Problem to work on: Only the number is wanted: tally the lines below that contain the word "remove".

Items from a dataset:
◇ ◇ ◇ ◇ ◇ ◇ ◇

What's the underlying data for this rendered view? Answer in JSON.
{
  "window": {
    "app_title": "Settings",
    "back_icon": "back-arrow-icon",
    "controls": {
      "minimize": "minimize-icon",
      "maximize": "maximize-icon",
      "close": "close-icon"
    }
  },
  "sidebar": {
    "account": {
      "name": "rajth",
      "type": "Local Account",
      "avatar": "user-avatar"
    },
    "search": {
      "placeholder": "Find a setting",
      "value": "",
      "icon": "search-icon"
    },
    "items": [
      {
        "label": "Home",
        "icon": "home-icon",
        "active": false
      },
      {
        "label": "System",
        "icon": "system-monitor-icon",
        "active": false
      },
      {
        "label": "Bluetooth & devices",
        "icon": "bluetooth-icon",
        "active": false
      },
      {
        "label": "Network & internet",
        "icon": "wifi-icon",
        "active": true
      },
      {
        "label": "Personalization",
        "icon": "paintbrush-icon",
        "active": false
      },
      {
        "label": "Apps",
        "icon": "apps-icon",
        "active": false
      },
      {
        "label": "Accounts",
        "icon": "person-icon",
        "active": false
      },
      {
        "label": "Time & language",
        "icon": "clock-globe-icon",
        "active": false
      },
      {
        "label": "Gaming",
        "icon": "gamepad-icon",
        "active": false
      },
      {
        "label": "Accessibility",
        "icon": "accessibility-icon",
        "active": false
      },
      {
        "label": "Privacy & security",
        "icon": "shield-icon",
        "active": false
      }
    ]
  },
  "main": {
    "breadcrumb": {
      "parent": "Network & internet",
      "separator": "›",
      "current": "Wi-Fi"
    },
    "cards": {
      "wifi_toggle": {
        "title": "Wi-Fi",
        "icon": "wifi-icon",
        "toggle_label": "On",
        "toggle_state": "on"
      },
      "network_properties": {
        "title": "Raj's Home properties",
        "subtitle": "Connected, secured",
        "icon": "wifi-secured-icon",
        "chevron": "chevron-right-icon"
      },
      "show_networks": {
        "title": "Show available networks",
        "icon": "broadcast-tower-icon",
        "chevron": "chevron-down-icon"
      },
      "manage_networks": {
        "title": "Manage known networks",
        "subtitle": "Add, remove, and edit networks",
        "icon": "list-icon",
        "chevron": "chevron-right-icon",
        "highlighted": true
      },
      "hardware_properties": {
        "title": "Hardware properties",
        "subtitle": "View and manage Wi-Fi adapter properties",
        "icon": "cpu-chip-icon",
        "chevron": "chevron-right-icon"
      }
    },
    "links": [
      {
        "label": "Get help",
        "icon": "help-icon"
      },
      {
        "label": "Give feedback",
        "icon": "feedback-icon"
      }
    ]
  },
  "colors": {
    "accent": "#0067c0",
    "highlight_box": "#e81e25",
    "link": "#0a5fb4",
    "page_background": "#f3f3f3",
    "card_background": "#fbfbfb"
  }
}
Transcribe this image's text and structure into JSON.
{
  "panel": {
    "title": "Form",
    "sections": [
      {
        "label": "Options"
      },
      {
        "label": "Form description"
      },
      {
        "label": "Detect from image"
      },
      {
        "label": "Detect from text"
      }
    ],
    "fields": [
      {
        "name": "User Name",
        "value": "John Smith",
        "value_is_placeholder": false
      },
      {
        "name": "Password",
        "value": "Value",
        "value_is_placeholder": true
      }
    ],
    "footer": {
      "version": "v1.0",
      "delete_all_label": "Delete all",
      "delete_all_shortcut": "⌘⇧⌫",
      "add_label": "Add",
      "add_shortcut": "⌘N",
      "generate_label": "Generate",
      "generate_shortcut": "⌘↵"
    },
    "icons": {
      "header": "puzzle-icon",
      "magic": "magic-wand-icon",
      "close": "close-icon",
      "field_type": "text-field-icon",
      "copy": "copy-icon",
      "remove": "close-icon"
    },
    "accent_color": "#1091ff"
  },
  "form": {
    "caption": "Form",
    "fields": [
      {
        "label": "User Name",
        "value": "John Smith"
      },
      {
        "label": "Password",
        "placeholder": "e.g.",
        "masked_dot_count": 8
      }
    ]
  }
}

◇ ◇ ◇ ◇ ◇ ◇ ◇

Full response: 2